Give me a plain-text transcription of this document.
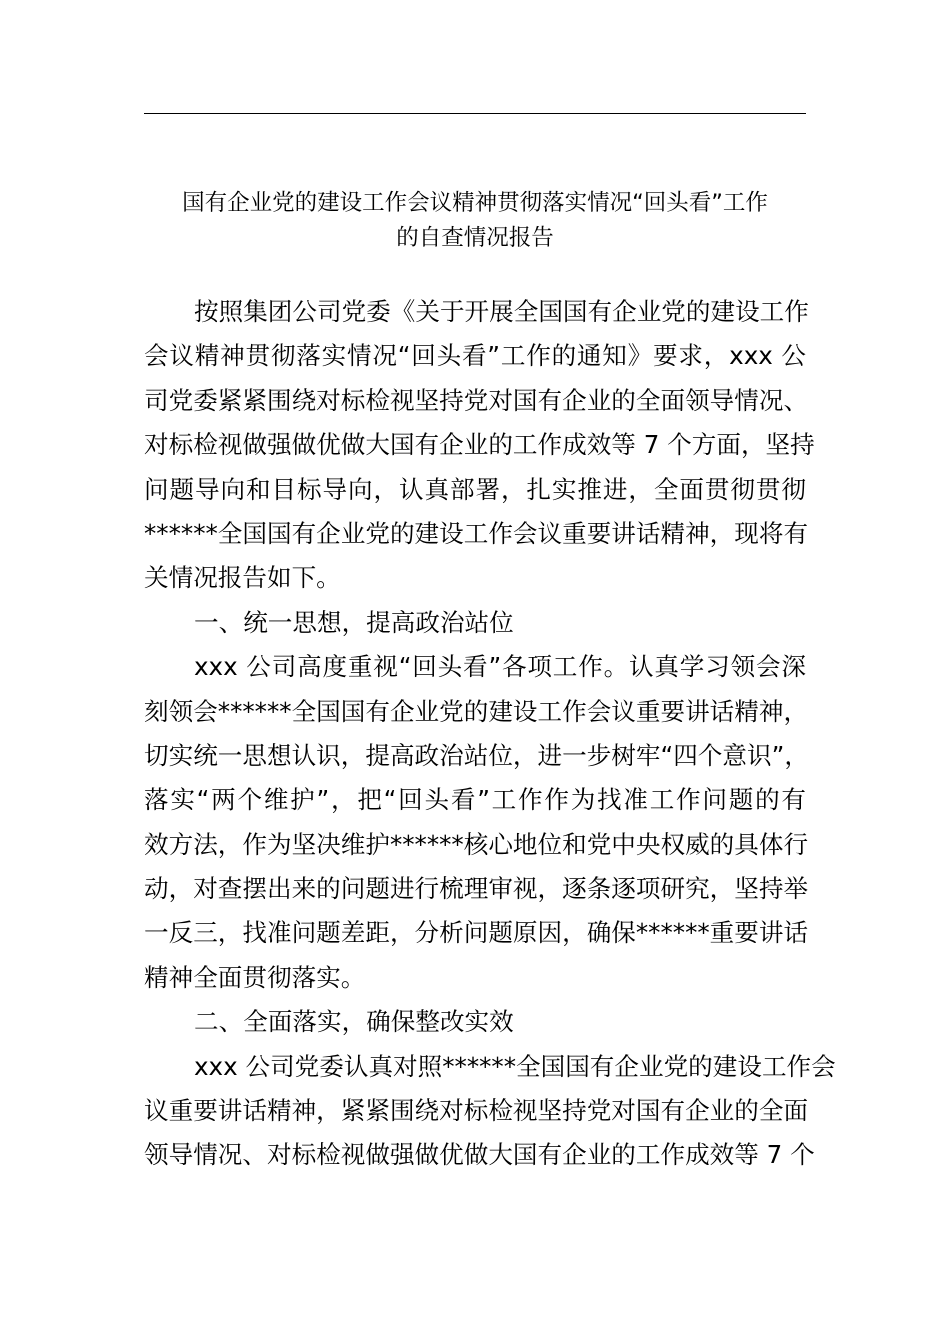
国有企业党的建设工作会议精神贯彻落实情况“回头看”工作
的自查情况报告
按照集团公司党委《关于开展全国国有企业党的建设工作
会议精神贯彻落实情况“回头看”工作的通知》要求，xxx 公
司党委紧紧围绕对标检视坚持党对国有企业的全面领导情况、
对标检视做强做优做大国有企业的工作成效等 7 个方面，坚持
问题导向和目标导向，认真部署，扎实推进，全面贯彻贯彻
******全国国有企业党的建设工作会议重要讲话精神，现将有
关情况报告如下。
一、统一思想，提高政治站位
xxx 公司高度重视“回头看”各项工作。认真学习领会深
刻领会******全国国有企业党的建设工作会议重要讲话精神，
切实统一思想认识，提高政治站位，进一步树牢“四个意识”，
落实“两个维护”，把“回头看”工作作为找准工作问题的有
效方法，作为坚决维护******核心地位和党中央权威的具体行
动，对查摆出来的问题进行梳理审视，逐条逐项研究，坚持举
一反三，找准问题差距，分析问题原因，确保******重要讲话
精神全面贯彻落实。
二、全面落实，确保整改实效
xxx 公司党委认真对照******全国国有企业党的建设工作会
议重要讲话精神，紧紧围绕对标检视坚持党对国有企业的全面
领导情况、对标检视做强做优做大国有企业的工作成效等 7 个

○ ○ ○ ○ ○ ○ ○

**Task to carry out**
Without including the pictures, return each record above exactly as it stands.

**Full solution**
Give me a plain-text transcription of this document.
国有企业党的建设工作会议精神贯彻落实情况“回头看”工作
的自查情况报告
按照集团公司党委《关于开展全国国有企业党的建设工作
会议精神贯彻落实情况“回头看”工作的通知》要求，xxx 公
司党委紧紧围绕对标检视坚持党对国有企业的全面领导情况、
对标检视做强做优做大国有企业的工作成效等 7 个方面，坚持
问题导向和目标导向，认真部署，扎实推进，全面贯彻贯彻
******全国国有企业党的建设工作会议重要讲话精神，现将有
关情况报告如下。
一、统一思想，提高政治站位
xxx 公司高度重视“回头看”各项工作。认真学习领会深
刻领会******全国国有企业党的建设工作会议重要讲话精神，
切实统一思想认识，提高政治站位，进一步树牢“四个意识”，
落实“两个维护”，把“回头看”工作作为找准工作问题的有
效方法，作为坚决维护******核心地位和党中央权威的具体行
动，对查摆出来的问题进行梳理审视，逐条逐项研究，坚持举
一反三，找准问题差距，分析问题原因，确保******重要讲话
精神全面贯彻落实。
二、全面落实，确保整改实效
xxx 公司党委认真对照******全国国有企业党的建设工作会
议重要讲话精神，紧紧围绕对标检视坚持党对国有企业的全面
领导情况、对标检视做强做优做大国有企业的工作成效等 7 个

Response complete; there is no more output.